* THE TASK
Hunt for the word "bring" across the entries below, copying each line that holds it.

(A block of data)
++++++
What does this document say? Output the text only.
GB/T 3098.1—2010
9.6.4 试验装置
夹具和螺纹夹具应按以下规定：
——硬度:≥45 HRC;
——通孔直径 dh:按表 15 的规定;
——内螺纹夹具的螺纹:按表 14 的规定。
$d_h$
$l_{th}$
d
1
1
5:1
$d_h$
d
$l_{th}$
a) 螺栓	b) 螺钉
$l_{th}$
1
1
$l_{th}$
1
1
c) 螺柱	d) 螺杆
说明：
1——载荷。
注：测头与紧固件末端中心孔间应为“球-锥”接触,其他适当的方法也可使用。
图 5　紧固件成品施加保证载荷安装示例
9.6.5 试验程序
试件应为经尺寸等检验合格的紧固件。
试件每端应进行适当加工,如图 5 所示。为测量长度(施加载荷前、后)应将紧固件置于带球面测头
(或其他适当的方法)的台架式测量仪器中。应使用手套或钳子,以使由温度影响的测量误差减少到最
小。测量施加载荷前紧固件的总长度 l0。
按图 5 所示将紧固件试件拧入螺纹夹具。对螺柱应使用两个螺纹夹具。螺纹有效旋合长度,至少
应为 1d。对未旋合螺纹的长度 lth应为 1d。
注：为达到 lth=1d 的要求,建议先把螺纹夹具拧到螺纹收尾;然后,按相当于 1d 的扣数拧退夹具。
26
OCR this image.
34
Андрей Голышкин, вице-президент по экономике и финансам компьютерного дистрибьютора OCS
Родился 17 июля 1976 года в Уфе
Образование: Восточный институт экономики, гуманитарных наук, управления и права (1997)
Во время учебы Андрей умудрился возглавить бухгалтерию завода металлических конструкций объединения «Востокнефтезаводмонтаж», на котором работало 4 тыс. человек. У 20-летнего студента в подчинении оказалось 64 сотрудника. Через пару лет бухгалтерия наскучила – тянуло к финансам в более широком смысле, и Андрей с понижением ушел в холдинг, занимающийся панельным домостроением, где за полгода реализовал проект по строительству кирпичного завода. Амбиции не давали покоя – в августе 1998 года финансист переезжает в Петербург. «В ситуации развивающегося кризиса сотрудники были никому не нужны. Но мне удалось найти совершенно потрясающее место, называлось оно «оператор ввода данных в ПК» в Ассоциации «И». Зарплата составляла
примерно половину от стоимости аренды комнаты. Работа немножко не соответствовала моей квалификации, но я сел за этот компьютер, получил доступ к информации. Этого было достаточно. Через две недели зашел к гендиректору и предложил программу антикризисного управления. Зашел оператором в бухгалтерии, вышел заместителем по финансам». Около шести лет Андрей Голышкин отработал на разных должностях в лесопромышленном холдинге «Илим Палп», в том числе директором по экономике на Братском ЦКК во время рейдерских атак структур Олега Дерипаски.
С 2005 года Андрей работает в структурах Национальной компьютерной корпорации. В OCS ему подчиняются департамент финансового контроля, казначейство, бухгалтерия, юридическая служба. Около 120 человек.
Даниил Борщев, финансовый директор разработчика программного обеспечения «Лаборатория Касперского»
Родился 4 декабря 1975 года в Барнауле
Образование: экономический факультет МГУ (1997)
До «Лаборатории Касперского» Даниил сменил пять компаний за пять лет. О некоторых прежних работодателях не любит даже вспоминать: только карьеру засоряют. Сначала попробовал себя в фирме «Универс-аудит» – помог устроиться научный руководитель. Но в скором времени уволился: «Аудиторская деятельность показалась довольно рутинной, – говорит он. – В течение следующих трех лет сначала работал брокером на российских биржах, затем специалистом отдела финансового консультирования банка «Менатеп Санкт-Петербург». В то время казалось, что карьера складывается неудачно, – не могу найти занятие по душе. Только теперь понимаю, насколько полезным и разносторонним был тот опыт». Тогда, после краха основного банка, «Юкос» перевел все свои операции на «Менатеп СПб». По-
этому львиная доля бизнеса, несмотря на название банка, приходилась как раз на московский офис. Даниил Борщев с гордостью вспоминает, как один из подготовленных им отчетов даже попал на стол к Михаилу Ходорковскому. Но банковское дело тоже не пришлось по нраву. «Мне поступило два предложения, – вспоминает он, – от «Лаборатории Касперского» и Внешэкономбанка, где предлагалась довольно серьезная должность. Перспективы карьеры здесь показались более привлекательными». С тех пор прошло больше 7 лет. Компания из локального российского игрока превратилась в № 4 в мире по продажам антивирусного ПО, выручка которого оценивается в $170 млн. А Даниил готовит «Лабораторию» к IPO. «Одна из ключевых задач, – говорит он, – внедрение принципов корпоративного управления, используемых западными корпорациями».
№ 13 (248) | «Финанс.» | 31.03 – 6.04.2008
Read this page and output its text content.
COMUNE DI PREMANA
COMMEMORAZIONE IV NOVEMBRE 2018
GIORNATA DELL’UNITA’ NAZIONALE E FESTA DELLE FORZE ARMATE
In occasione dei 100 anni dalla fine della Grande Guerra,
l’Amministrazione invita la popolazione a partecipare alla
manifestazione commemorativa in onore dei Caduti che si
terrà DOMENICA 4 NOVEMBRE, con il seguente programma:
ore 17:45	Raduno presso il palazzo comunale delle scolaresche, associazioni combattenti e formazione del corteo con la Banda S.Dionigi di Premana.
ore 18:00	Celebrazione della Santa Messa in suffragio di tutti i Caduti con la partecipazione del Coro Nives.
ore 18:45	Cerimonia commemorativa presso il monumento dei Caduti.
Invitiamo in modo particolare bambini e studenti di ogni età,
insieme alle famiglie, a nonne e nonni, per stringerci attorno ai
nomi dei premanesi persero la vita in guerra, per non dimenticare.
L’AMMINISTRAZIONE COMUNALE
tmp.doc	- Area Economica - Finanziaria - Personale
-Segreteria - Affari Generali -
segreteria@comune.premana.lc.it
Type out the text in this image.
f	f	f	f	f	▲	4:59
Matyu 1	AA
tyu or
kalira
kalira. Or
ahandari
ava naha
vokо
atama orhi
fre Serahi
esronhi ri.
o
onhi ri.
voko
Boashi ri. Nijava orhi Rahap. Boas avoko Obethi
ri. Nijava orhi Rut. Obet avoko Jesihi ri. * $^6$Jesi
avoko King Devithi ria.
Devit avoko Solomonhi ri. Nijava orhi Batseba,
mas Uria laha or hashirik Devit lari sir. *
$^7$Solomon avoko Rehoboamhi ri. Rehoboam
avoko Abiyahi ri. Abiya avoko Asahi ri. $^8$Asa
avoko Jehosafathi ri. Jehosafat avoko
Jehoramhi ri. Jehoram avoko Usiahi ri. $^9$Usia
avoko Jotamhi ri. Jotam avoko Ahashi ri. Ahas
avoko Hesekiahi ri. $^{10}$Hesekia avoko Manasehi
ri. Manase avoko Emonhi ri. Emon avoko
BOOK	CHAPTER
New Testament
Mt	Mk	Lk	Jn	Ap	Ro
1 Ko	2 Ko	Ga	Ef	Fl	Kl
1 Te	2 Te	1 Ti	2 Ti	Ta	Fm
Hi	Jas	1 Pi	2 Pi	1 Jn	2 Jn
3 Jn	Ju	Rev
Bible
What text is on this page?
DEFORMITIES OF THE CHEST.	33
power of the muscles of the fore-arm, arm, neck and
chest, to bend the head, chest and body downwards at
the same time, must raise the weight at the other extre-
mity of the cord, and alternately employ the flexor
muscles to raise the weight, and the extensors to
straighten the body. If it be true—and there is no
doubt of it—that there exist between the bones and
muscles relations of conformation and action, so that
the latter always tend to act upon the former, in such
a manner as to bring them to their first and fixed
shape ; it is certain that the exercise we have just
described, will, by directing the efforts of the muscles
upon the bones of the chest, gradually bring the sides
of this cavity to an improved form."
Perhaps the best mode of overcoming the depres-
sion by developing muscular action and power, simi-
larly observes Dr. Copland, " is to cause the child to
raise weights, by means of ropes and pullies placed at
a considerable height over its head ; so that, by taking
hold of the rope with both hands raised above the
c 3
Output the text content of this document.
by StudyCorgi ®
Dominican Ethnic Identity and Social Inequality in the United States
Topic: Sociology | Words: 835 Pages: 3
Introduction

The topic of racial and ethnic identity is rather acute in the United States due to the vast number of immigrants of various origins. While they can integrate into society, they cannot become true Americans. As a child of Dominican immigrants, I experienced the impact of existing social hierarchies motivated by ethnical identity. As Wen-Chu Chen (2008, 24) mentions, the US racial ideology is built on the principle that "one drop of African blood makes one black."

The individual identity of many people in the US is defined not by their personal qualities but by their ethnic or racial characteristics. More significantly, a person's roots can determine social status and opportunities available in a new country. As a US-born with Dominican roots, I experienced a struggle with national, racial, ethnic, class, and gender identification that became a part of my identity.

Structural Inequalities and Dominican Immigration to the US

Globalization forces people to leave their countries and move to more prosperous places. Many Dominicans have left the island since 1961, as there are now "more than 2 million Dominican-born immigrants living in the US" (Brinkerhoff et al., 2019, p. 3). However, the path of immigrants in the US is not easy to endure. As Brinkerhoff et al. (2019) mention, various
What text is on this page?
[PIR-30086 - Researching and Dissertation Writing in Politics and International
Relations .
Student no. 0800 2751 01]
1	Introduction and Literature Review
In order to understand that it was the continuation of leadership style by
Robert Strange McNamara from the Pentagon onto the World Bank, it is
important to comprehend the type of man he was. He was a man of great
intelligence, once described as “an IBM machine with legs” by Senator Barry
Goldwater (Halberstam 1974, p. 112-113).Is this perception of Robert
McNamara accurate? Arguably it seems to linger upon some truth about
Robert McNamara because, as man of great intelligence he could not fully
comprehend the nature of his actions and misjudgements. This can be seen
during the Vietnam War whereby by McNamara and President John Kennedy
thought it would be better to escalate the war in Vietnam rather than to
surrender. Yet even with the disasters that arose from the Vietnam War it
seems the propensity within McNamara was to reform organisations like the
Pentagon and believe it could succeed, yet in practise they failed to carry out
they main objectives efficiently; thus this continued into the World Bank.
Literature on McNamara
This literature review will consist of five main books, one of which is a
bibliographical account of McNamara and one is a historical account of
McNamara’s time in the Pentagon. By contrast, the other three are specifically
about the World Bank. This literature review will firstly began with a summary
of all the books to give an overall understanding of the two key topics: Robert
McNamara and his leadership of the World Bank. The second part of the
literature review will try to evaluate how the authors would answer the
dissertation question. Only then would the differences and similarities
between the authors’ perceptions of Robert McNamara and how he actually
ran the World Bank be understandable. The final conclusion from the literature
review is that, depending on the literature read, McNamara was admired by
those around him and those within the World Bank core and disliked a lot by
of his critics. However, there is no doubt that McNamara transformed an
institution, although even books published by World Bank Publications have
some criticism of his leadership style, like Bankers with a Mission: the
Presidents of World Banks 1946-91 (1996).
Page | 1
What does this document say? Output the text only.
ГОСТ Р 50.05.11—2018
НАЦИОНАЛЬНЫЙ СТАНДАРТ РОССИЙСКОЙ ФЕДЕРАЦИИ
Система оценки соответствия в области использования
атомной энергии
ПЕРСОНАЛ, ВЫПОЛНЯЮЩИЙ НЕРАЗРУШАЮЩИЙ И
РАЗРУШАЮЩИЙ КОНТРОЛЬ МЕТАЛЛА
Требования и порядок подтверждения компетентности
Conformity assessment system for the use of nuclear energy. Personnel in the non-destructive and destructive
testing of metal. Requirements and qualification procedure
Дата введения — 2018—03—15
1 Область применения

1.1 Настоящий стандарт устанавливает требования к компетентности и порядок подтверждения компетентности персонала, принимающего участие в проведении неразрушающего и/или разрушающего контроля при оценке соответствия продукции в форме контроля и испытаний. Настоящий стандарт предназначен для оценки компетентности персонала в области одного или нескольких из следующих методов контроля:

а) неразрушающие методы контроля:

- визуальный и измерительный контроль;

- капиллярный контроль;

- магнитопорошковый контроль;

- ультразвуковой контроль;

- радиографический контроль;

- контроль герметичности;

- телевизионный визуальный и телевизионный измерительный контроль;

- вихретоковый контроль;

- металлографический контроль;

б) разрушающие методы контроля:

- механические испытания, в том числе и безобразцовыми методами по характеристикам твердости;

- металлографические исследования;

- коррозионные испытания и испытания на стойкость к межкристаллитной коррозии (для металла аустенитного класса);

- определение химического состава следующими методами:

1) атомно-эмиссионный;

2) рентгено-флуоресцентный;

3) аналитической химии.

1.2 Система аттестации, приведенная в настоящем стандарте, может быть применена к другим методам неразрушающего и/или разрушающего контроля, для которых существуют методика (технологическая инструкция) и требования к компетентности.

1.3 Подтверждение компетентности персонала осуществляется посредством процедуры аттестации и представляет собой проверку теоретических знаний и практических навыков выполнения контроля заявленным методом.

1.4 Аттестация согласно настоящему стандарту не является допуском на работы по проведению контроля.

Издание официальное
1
++++++
* WORKED SOLUTION
a manner as to bring them to their first and fixed
upon the bones of the chest, gradually bring the sides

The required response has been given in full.